§ WHAT YOU WILL DO:
Determine the count of lines holding "Bone" and give that count alone.

§ THE INPUT:
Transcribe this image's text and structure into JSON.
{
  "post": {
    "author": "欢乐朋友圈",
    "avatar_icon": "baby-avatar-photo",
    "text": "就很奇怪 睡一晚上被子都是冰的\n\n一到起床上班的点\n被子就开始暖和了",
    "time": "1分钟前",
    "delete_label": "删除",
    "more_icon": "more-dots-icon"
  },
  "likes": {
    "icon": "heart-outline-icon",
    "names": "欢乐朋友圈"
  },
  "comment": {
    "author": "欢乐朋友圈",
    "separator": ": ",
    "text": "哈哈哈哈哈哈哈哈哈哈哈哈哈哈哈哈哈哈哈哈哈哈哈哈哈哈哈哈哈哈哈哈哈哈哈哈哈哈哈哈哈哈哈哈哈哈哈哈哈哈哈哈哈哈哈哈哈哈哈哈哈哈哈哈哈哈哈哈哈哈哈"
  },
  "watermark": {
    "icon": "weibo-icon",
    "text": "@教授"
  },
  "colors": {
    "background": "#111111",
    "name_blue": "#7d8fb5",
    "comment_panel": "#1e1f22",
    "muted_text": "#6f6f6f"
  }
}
...
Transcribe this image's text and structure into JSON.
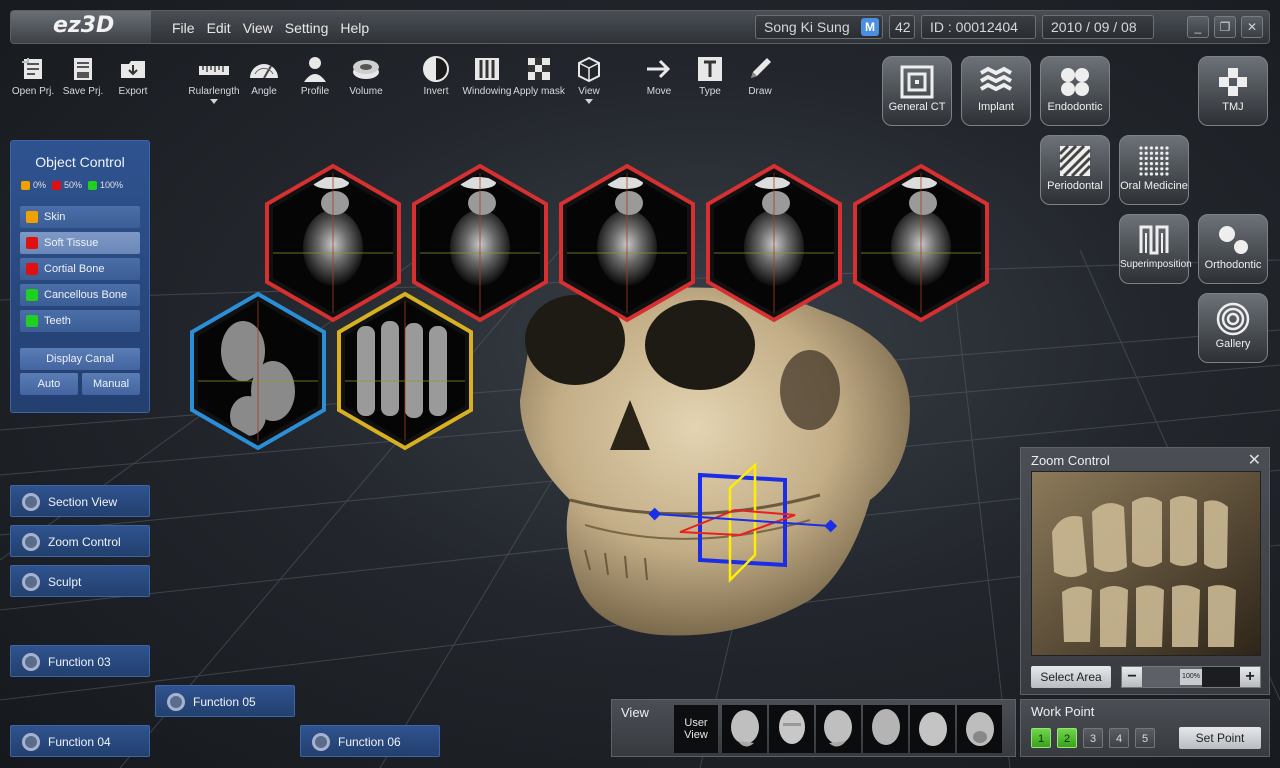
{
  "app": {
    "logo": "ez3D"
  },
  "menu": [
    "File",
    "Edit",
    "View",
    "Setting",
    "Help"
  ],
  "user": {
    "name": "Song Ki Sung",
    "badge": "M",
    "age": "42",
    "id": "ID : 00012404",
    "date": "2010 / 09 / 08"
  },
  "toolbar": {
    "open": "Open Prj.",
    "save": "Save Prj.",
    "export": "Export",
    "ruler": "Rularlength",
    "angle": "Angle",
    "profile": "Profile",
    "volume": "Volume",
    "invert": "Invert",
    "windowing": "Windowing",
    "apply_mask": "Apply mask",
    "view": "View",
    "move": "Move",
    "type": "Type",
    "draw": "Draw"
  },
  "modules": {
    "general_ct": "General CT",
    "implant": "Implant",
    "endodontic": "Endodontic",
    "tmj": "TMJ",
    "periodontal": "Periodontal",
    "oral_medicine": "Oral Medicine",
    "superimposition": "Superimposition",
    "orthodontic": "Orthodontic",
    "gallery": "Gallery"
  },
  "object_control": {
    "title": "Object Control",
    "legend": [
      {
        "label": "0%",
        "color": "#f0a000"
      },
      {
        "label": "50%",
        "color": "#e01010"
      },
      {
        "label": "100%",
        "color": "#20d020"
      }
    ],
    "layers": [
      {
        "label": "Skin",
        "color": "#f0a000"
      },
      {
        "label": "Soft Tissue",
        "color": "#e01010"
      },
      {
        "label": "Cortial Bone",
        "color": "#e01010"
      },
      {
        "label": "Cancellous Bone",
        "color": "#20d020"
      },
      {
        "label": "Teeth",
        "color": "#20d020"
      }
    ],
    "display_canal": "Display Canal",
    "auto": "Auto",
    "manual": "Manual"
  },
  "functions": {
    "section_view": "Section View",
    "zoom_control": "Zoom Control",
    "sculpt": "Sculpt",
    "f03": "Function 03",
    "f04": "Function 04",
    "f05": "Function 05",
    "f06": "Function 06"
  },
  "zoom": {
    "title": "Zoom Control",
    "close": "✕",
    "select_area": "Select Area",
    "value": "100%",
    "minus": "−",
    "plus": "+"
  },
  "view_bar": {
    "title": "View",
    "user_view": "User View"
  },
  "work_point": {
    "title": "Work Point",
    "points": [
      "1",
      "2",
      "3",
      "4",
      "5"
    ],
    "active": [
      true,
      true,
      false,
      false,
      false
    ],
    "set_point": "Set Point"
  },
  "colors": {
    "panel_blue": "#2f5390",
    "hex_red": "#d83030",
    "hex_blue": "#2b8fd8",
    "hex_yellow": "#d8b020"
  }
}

§ FINISHED EXERCISE:
2